### [DATA ROWS]
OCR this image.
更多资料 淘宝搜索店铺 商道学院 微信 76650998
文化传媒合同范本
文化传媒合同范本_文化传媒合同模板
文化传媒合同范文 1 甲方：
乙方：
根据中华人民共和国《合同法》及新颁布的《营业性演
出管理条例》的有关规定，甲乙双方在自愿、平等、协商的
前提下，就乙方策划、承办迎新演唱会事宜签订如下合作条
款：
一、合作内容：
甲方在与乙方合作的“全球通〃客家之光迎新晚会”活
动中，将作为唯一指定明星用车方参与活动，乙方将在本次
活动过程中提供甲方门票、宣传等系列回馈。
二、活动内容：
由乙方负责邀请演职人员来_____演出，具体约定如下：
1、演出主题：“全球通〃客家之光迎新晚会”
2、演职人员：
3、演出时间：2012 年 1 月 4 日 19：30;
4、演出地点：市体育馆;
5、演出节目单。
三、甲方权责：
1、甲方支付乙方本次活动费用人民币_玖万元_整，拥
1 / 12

### [WORK TO BE COMPLETED]
Quote all of the entries exactly as they appear.

### [TASK SOLUTION]
OCR this image.
更多资料 淘宝搜索店铺 商道学院 微信 76650998
文化传媒合同范本
文化传媒合同范本_文化传媒合同模板
文化传媒合同范文 1 甲方：
乙方：
根据中华人民共和国《合同法》及新颁布的《营业性演
出管理条例》的有关规定，甲乙双方在自愿、平等、协商的
前提下，就乙方策划、承办迎新演唱会事宜签订如下合作条
款：
一、合作内容：
甲方在与乙方合作的“全球通〃客家之光迎新晚会”活
动中，将作为唯一指定明星用车方参与活动，乙方将在本次
活动过程中提供甲方门票、宣传等系列回馈。
二、活动内容：
由乙方负责邀请演职人员来_____演出，具体约定如下：
1、演出主题：“全球通〃客家之光迎新晚会”
2、演职人员：
3、演出时间：2012 年 1 月 4 日 19：30;
4、演出地点：市体育馆;
5、演出节目单。
三、甲方权责：
1、甲方支付乙方本次活动费用人民币_玖万元_整，拥
1 / 12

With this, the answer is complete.